## start Extracted records

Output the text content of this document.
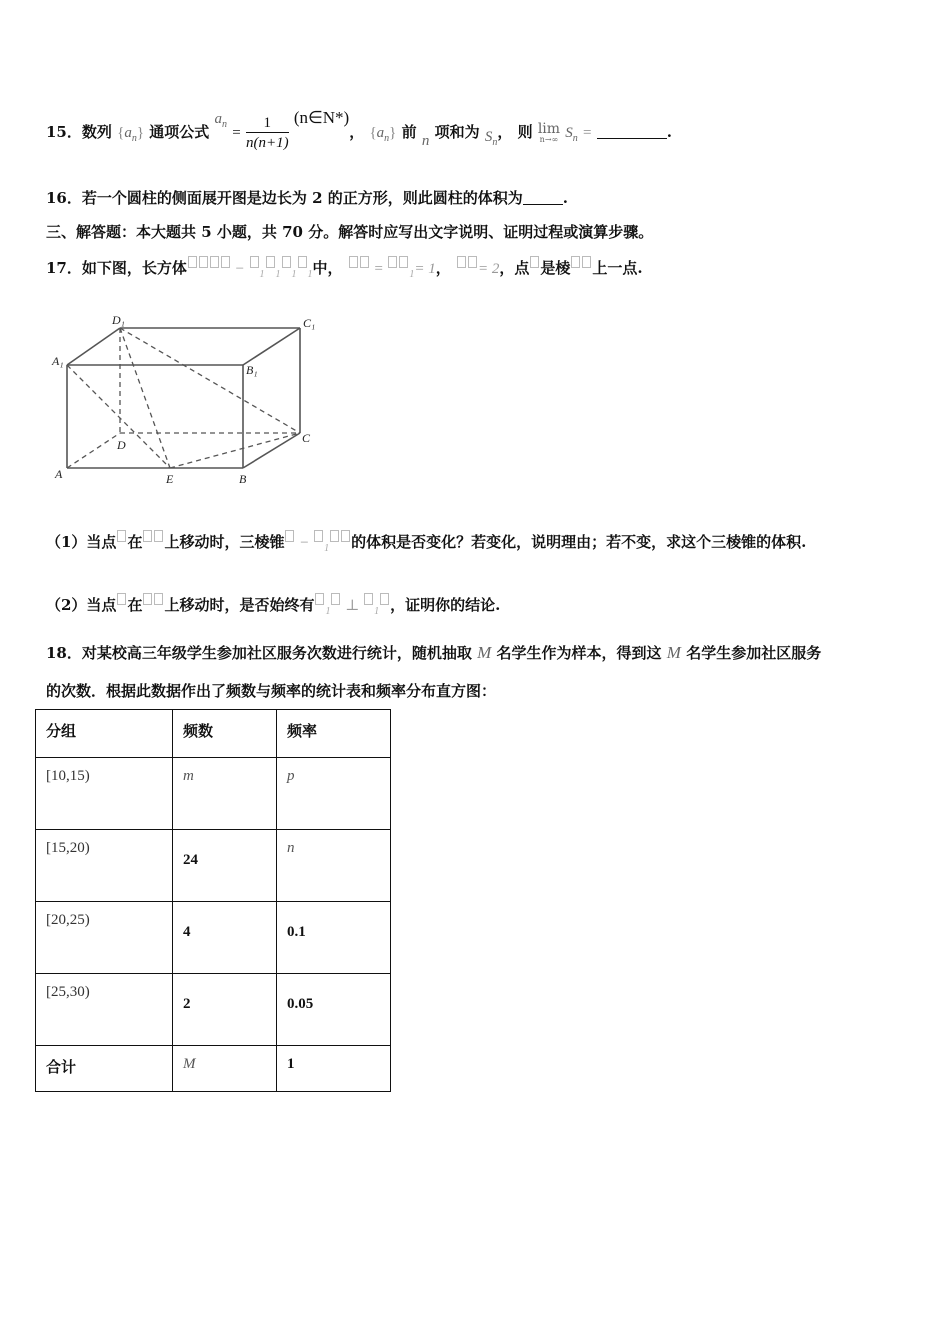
15．数列 $\{a_n\}$ 通项公式 $a_n = \frac{1}{n(n+1)}$ (n∈N*)， $\{a_n\}$ 前 n 项和为 $S_n$， 则 lim
n→∞ $S_n$ =	.
16．若一个圆柱的侧面展开图是边长为 2 的正方形，则此圆柱的体积为	.
三、解答题：本大题共 5 小题，共 70 分。解答时应写出文字说明、证明过程或演算步骤。
17．如下图，长方体	− $_1$ $_1$ $_1$ $_1$中，  = $_1$= 1， = 2，点 是棱 上一点.
D₁	C₁
A₁
B₁
D	C
A	E	B
（1）当点 在 上移动时，三棱锥 − $_1$ 的体积是否变化？若变化，说明理由；若不变，求这个三棱锥的体积.
（2）当点 在 上移动时，是否始终有 $_1$ ⊥ $_1$ ，证明你的结论.
18．对某校高三年级学生参加社区服务次数进行统计，随机抽取 M 名学生作为样本，得到这 M 名学生参加社区服务
的次数．根据此数据作出了频数与频率的统计表和频率分布直方图：
分组	频数	频率
[10,15)	m	p
[15,20)	24	n
[20,25)	4	0.1
[25,30)	2	0.05
合计	M	1
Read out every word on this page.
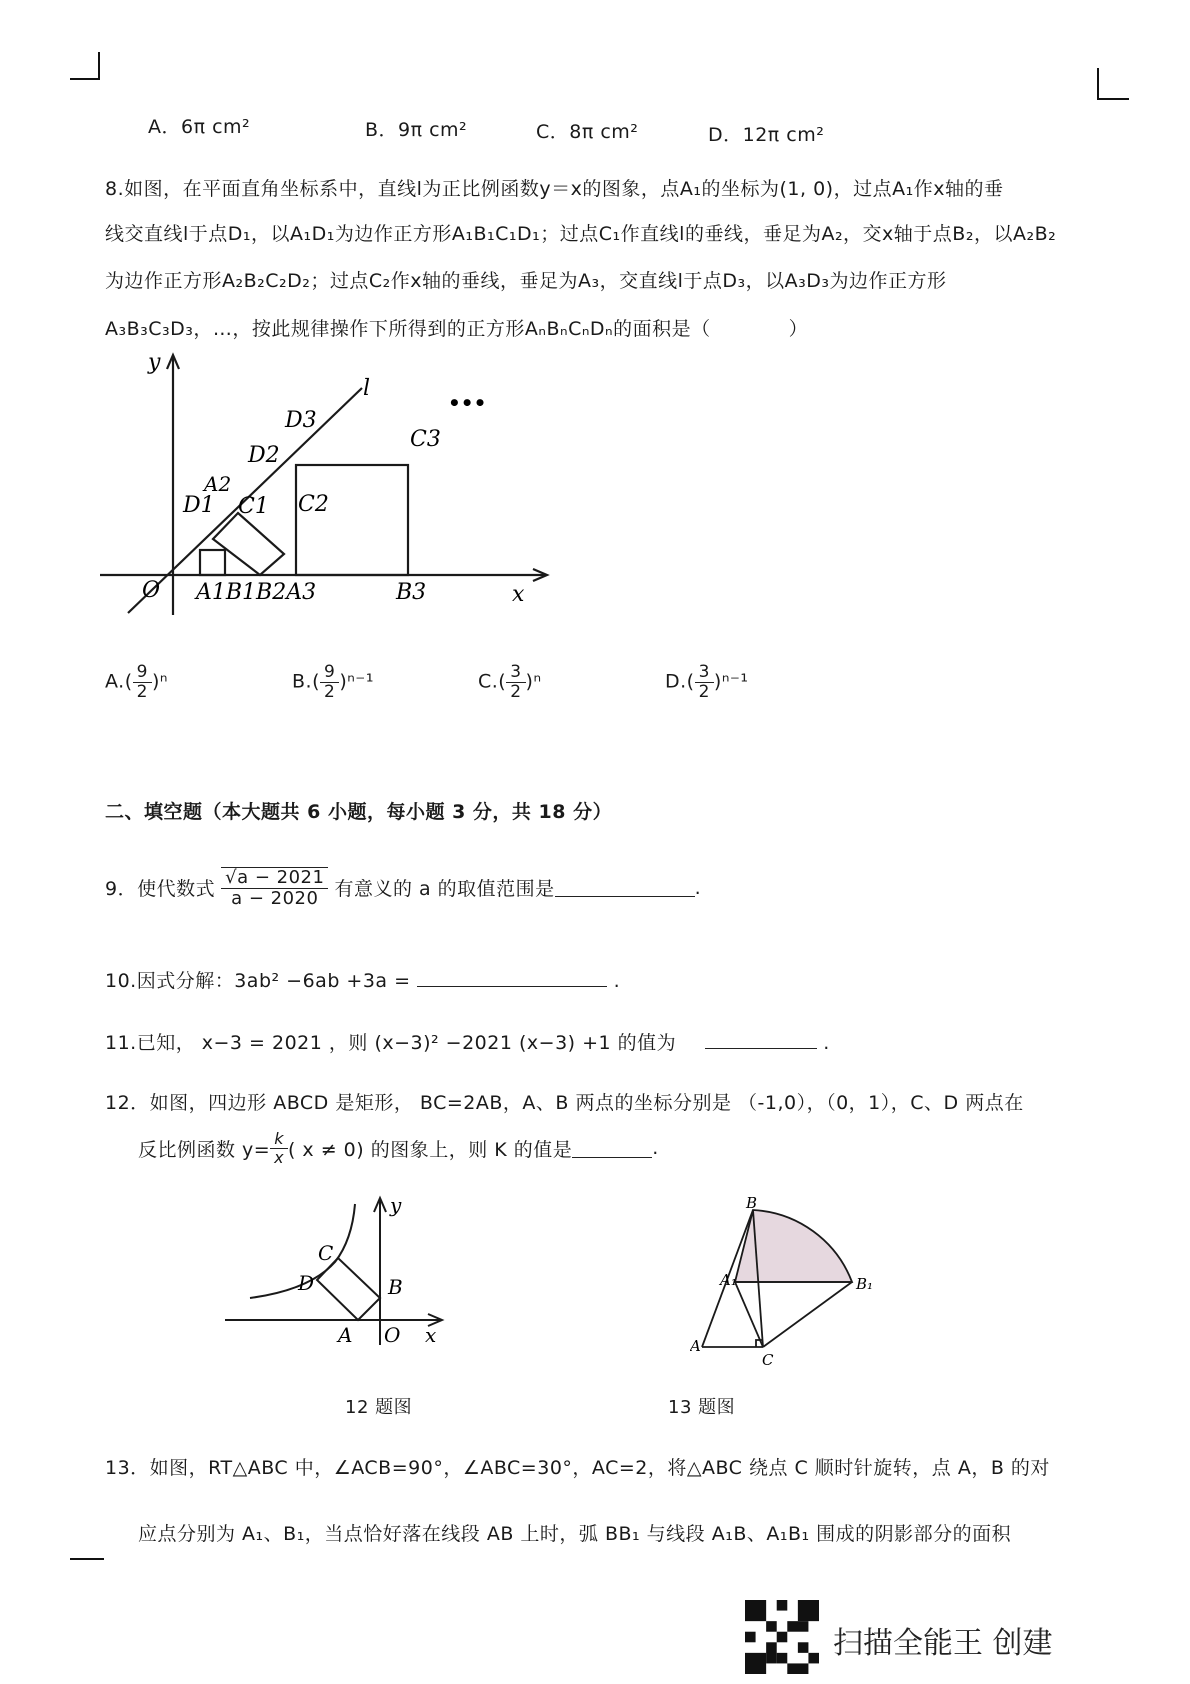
A．6π cm²	B．9π cm²	C．8π cm²	D．12π cm²
8.如图，在平面直角坐标系中，直线l为正比例函数y＝x的图象，点A₁的坐标为(1, 0)，过点A₁作x轴的垂
线交直线l于点D₁，以A₁D₁为边作正方形A₁B₁C₁D₁；过点C₁作直线l的垂线，垂足为A₂，交x轴于点B₂，以A₂B₂
为边作正方形A₂B₂C₂D₂；过点C₂作x轴的垂线，垂足为A₃，交直线l于点D₃，以A₃D₃为边作正方形
A₃B₃C₃D₃，…，按此规律操作下所得到的正方形AₙBₙCₙDₙ的面积是（　　　　）
y
l
•••
D3
C3
D2
A2
D1 C1 C2
O A1B1B2A3	B3	x
$A.( \frac{9}{2} )^n$	$B.( \frac{9}{2} )^{n-1}$	$C.( \frac{3}{2} )^n$	$D.( \frac{3}{2} )^{n-1}$
二、填空题（本大题共 6 小题，每小题 3 分，共 18 分）
9．使代数式 $\frac{√a - 2021}{a - 2020}$ 有意义的 a 的取值范围是	.
10.因式分解：3ab² −6ab +3a =	.
11.已知， x−3 = 2021 ，则 (x−3)² −2021 (x−3) +1 的值为	.
12．如图，四边形 ABCD 是矩形， BC=2AB，A、B 两点的坐标分别是 （-1,0），（0，1），C、D 两点在
反比例函数 $y= \frac{k}{x}$ ( x ≠ 0) 的图象上，则 K 的值是	.
y
C
D	B
A O x
12 题图
B
A₁	B₁
A
C
13 题图
13．如图，RT△ABC 中，∠ACB=90°，∠ABC=30°，AC=2，将△ABC 绕点 C 顺时针旋转，点 A，B 的对
应点分别为 A₁、B₁，当点恰好落在线段 AB 上时，弧 BB₁ 与线段 A₁B、A₁B₁ 围成的阴影部分的面积
扫描全能王 创建
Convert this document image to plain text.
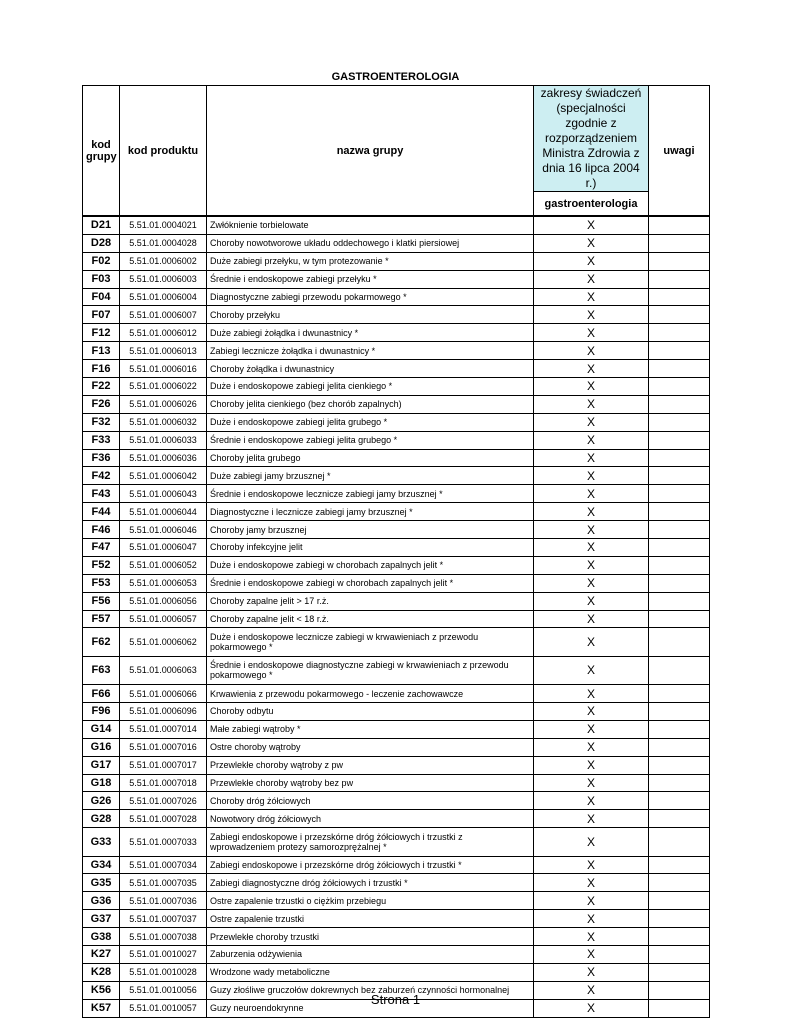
GASTROENTEROLOGIA
kod grupy	kod produktu	nazwa grupy	zakresy świadczeń (specjalności zgodnie z rozporządzeniem Ministra Zdrowia z dnia 16 lipca 2004 r.)	uwagi
			gastroenterologia	
D21	5.51.01.0004021	Zwłóknienie torbielowate	X	
D28	5.51.01.0004028	Choroby nowotworowe układu oddechowego i klatki piersiowej	X	
F02	5.51.01.0006002	Duże zabiegi przełyku, w tym protezowanie *	X	
F03	5.51.01.0006003	Średnie i endoskopowe zabiegi przełyku *	X	
F04	5.51.01.0006004	Diagnostyczne zabiegi przewodu pokarmowego *	X	
F07	5.51.01.0006007	Choroby przełyku	X	
F12	5.51.01.0006012	Duże zabiegi żołądka i dwunastnicy *	X	
F13	5.51.01.0006013	Zabiegi lecznicze żołądka i dwunastnicy *	X	
F16	5.51.01.0006016	Choroby żołądka i dwunastnicy	X	
F22	5.51.01.0006022	Duże i endoskopowe zabiegi jelita cienkiego *	X	
F26	5.51.01.0006026	Choroby jelita cienkiego (bez chorób zapalnych)	X	
F32	5.51.01.0006032	Duże i endoskopowe zabiegi jelita grubego *	X	
F33	5.51.01.0006033	Średnie i endoskopowe zabiegi jelita grubego *	X	
F36	5.51.01.0006036	Choroby jelita grubego	X	
F42	5.51.01.0006042	Duże zabiegi jamy brzusznej *	X	
F43	5.51.01.0006043	Średnie i endoskopowe lecznicze zabiegi jamy brzusznej *	X	
F44	5.51.01.0006044	Diagnostyczne i lecznicze zabiegi jamy brzusznej *	X	
F46	5.51.01.0006046	Choroby jamy brzusznej	X	
F47	5.51.01.0006047	Choroby infekcyjne jelit	X	
F52	5.51.01.0006052	Duże i endoskopowe zabiegi w chorobach zapalnych jelit *	X	
F53	5.51.01.0006053	Średnie i endoskopowe zabiegi w chorobach zapalnych jelit *	X	
F56	5.51.01.0006056	Choroby zapalne jelit > 17 r.ż.	X	
F57	5.51.01.0006057	Choroby zapalne jelit < 18 r.ż.	X	
F62	5.51.01.0006062	Duże i endoskopowe lecznicze zabiegi w krwawieniach z przewodu pokarmowego *	X	
F63	5.51.01.0006063	Średnie i endoskopowe diagnostyczne zabiegi w krwawieniach z przewodu pokarmowego *	X	
F66	5.51.01.0006066	Krwawienia z przewodu pokarmowego - leczenie zachowawcze	X	
F96	5.51.01.0006096	Choroby odbytu	X	
G14	5.51.01.0007014	Małe zabiegi wątroby *	X	
G16	5.51.01.0007016	Ostre choroby wątroby	X	
G17	5.51.01.0007017	Przewlekłe choroby wątroby z pw	X	
G18	5.51.01.0007018	Przewlekłe choroby wątroby bez pw	X	
G26	5.51.01.0007026	Choroby dróg żółciowych	X	
G28	5.51.01.0007028	Nowotwory dróg żółciowych	X	
G33	5.51.01.0007033	Zabiegi endoskopowe i przezskórne dróg żółciowych i trzustki z wprowadzeniem protezy samorozprężalnej *	X	
G34	5.51.01.0007034	Zabiegi endoskopowe i przezskórne dróg żółciowych i trzustki *	X	
G35	5.51.01.0007035	Zabiegi diagnostyczne dróg żółciowych i trzustki *	X	
G36	5.51.01.0007036	Ostre zapalenie trzustki o ciężkim przebiegu	X	
G37	5.51.01.0007037	Ostre zapalenie trzustki	X	
G38	5.51.01.0007038	Przewlekłe choroby trzustki	X	
K27	5.51.01.0010027	Zaburzenia odżywienia	X	
K28	5.51.01.0010028	Wrodzone wady metaboliczne	X	
K56	5.51.01.0010056	Guzy złośliwe gruczołów dokrewnych bez zaburzeń czynności hormonalnej	X	
K57	5.51.01.0010057	Guzy neuroendokrynne	X	
Strona 1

## end Extracted records

Set task: Copy out the listing exactly as it stands, but not the pictures.

Task response:
Output the text content of this document.
15．数列 $\{a_n\}$ 通项公式 $a_n = \frac{1}{n(n+1)}$ (n∈N*)， $\{a_n\}$ 前 n 项和为 $S_n$， 则 lim
n→∞ $S_n$ =	.
16．若一个圆柱的侧面展开图是边长为 2 的正方形，则此圆柱的体积为	.
三、解答题：本大题共 5 小题，共 70 分。解答时应写出文字说明、证明过程或演算步骤。
17．如下图，长方体	− $_1$ $_1$ $_1$ $_1$中，  = $_1$= 1， = 2，点 是棱 上一点.
D₁	C₁
A₁
B₁
D	C
A	E	B
（1）当点 在 上移动时，三棱锥 − $_1$ 的体积是否变化？若变化，说明理由；若不变，求这个三棱锥的体积.
（2）当点 在 上移动时，是否始终有 $_1$ ⊥ $_1$ ，证明你的结论.
18．对某校高三年级学生参加社区服务次数进行统计，随机抽取 M 名学生作为样本，得到这 M 名学生参加社区服务
的次数．根据此数据作出了频数与频率的统计表和频率分布直方图：
分组	频数	频率
[10,15)	m	p
[15,20)	24	n
[20,25)	4	0.1
[25,30)	2	0.05
合计	M	1
Read out every word on this page.
A．6π cm²	B．9π cm²	C．8π cm²	D．12π cm²
8.如图，在平面直角坐标系中，直线l为正比例函数y＝x的图象，点A₁的坐标为(1, 0)，过点A₁作x轴的垂
线交直线l于点D₁，以A₁D₁为边作正方形A₁B₁C₁D₁；过点C₁作直线l的垂线，垂足为A₂，交x轴于点B₂，以A₂B₂
为边作正方形A₂B₂C₂D₂；过点C₂作x轴的垂线，垂足为A₃，交直线l于点D₃，以A₃D₃为边作正方形
A₃B₃C₃D₃，…，按此规律操作下所得到的正方形AₙBₙCₙDₙ的面积是（　　　　）
y
l
•••
D3
C3
D2
A2
D1 C1 C2
O A1B1B2A3	B3	x
$A.( \frac{9}{2} )^n$	$B.( \frac{9}{2} )^{n-1}$	$C.( \frac{3}{2} )^n$	$D.( \frac{3}{2} )^{n-1}$
二、填空题（本大题共 6 小题，每小题 3 分，共 18 分）
9．使代数式 $\frac{√a - 2021}{a - 2020}$ 有意义的 a 的取值范围是	.
10.因式分解：3ab² −6ab +3a =	.
11.已知， x−3 = 2021 ，则 (x−3)² −2021 (x−3) +1 的值为	.
12．如图，四边形 ABCD 是矩形， BC=2AB，A、B 两点的坐标分别是 （-1,0），（0，1），C、D 两点在
反比例函数 $y= \frac{k}{x}$ ( x ≠ 0) 的图象上，则 K 的值是	.
y
C
D	B
A O x
12 题图
B
A₁	B₁
A
C
13 题图
13．如图，RT△ABC 中，∠ACB=90°，∠ABC=30°，AC=2，将△ABC 绕点 C 顺时针旋转，点 A，B 的对
应点分别为 A₁、B₁，当点恰好落在线段 AB 上时，弧 BB₁ 与线段 A₁B、A₁B₁ 围成的阴影部分的面积
扫描全能王 创建
Convert this document image to plain text.
GASTROENTEROLOGIA
kod grupy	kod produktu	nazwa grupy	zakresy świadczeń (specjalności zgodnie z rozporządzeniem Ministra Zdrowia z dnia 16 lipca 2004 r.)	uwagi
			gastroenterologia	
D21	5.51.01.0004021	Zwłóknienie torbielowate	X	
D28	5.51.01.0004028	Choroby nowotworowe układu oddechowego i klatki piersiowej	X	
F02	5.51.01.0006002	Duże zabiegi przełyku, w tym protezowanie *	X	
F03	5.51.01.0006003	Średnie i endoskopowe zabiegi przełyku *	X	
F04	5.51.01.0006004	Diagnostyczne zabiegi przewodu pokarmowego *	X	
F07	5.51.01.0006007	Choroby przełyku	X	
F12	5.51.01.0006012	Duże zabiegi żołądka i dwunastnicy *	X	
F13	5.51.01.0006013	Zabiegi lecznicze żołądka i dwunastnicy *	X	
F16	5.51.01.0006016	Choroby żołądka i dwunastnicy	X	
F22	5.51.01.0006022	Duże i endoskopowe zabiegi jelita cienkiego *	X	
F26	5.51.01.0006026	Choroby jelita cienkiego (bez chorób zapalnych)	X	
F32	5.51.01.0006032	Duże i endoskopowe zabiegi jelita grubego *	X	
F33	5.51.01.0006033	Średnie i endoskopowe zabiegi jelita grubego *	X	
F36	5.51.01.0006036	Choroby jelita grubego	X	
F42	5.51.01.0006042	Duże zabiegi jamy brzusznej *	X	
F43	5.51.01.0006043	Średnie i endoskopowe lecznicze zabiegi jamy brzusznej *	X	
F44	5.51.01.0006044	Diagnostyczne i lecznicze zabiegi jamy brzusznej *	X	
F46	5.51.01.0006046	Choroby jamy brzusznej	X	
F47	5.51.01.0006047	Choroby infekcyjne jelit	X	
F52	5.51.01.0006052	Duże i endoskopowe zabiegi w chorobach zapalnych jelit *	X	
F53	5.51.01.0006053	Średnie i endoskopowe zabiegi w chorobach zapalnych jelit *	X	
F56	5.51.01.0006056	Choroby zapalne jelit > 17 r.ż.	X	
F57	5.51.01.0006057	Choroby zapalne jelit < 18 r.ż.	X	
F62	5.51.01.0006062	Duże i endoskopowe lecznicze zabiegi w krwawieniach z przewodu pokarmowego *	X	
F63	5.51.01.0006063	Średnie i endoskopowe diagnostyczne zabiegi w krwawieniach z przewodu pokarmowego *	X	
F66	5.51.01.0006066	Krwawienia z przewodu pokarmowego - leczenie zachowawcze	X	
F96	5.51.01.0006096	Choroby odbytu	X	
G14	5.51.01.0007014	Małe zabiegi wątroby *	X	
G16	5.51.01.0007016	Ostre choroby wątroby	X	
G17	5.51.01.0007017	Przewlekłe choroby wątroby z pw	X	
G18	5.51.01.0007018	Przewlekłe choroby wątroby bez pw	X	
G26	5.51.01.0007026	Choroby dróg żółciowych	X	
G28	5.51.01.0007028	Nowotwory dróg żółciowych	X	
G33	5.51.01.0007033	Zabiegi endoskopowe i przezskórne dróg żółciowych i trzustki z wprowadzeniem protezy samorozprężalnej *	X	
G34	5.51.01.0007034	Zabiegi endoskopowe i przezskórne dróg żółciowych i trzustki *	X	
G35	5.51.01.0007035	Zabiegi diagnostyczne dróg żółciowych i trzustki *	X	
G36	5.51.01.0007036	Ostre zapalenie trzustki o ciężkim przebiegu	X	
G37	5.51.01.0007037	Ostre zapalenie trzustki	X	
G38	5.51.01.0007038	Przewlekłe choroby trzustki	X	
K27	5.51.01.0010027	Zaburzenia odżywienia	X	
K28	5.51.01.0010028	Wrodzone wady metaboliczne	X	
K56	5.51.01.0010056	Guzy złośliwe gruczołów dokrewnych bez zaburzeń czynności hormonalnej	X	
K57	5.51.01.0010057	Guzy neuroendokrynne	X	
Strona 1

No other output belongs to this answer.